───── Exercise input ─────

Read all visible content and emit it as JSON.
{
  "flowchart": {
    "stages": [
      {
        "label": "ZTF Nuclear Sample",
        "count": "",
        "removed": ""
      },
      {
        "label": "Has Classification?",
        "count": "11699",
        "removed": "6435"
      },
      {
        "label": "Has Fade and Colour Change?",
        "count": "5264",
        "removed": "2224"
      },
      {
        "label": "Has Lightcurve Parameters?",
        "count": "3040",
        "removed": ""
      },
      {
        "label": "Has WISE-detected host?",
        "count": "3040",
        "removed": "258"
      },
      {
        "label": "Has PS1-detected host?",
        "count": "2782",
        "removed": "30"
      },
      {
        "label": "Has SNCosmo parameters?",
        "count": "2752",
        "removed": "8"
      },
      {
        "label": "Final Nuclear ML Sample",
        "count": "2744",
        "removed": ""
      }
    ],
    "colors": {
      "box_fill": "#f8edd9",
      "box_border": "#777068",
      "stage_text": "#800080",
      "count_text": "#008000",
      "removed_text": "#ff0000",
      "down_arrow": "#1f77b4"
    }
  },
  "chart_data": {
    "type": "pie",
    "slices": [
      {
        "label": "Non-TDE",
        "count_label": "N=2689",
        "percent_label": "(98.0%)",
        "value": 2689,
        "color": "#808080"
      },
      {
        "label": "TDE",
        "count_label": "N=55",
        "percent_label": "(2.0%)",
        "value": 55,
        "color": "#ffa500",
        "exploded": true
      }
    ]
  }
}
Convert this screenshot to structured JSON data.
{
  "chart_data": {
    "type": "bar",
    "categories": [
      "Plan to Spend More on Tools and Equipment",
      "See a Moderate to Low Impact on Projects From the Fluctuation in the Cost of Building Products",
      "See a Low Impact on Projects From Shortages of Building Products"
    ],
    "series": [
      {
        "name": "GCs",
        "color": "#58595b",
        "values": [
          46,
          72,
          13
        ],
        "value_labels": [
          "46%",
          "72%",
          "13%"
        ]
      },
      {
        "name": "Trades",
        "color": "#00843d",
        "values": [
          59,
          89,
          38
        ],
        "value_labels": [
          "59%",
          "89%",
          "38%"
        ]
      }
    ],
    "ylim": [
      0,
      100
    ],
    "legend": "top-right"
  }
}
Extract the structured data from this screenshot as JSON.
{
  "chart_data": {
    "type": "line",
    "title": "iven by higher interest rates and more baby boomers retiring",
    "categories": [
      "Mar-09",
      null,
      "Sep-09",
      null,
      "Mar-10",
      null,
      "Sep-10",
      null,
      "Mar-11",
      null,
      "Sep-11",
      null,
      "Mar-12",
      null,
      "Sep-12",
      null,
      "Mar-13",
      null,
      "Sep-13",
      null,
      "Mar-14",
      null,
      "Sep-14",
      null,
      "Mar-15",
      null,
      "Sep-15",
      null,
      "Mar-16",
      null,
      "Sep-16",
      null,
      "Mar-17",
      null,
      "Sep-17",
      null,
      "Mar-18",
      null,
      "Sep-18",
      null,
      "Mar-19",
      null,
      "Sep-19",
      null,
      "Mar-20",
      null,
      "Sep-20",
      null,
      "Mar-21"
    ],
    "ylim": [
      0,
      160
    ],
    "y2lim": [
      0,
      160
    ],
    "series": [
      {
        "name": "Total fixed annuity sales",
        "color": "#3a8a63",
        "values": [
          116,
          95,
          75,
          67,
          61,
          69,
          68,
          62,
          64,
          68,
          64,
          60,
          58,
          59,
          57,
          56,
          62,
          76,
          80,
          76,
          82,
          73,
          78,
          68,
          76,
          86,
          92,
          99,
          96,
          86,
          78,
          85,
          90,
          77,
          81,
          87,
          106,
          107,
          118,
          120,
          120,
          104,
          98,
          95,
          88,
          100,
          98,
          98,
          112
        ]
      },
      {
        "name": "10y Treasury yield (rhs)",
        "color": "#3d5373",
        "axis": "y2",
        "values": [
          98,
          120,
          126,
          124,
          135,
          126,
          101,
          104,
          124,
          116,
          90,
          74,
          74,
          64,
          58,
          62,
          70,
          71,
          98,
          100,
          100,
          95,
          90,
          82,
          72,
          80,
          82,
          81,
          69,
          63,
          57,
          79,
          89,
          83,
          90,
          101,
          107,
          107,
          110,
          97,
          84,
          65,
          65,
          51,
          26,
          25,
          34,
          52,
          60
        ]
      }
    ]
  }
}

─────

__Required task__: Return each line that includes "this".

__Answer in full__:
Convert this screenshot to structured JSON data.
Extract the structured data from this screenshot as JSON.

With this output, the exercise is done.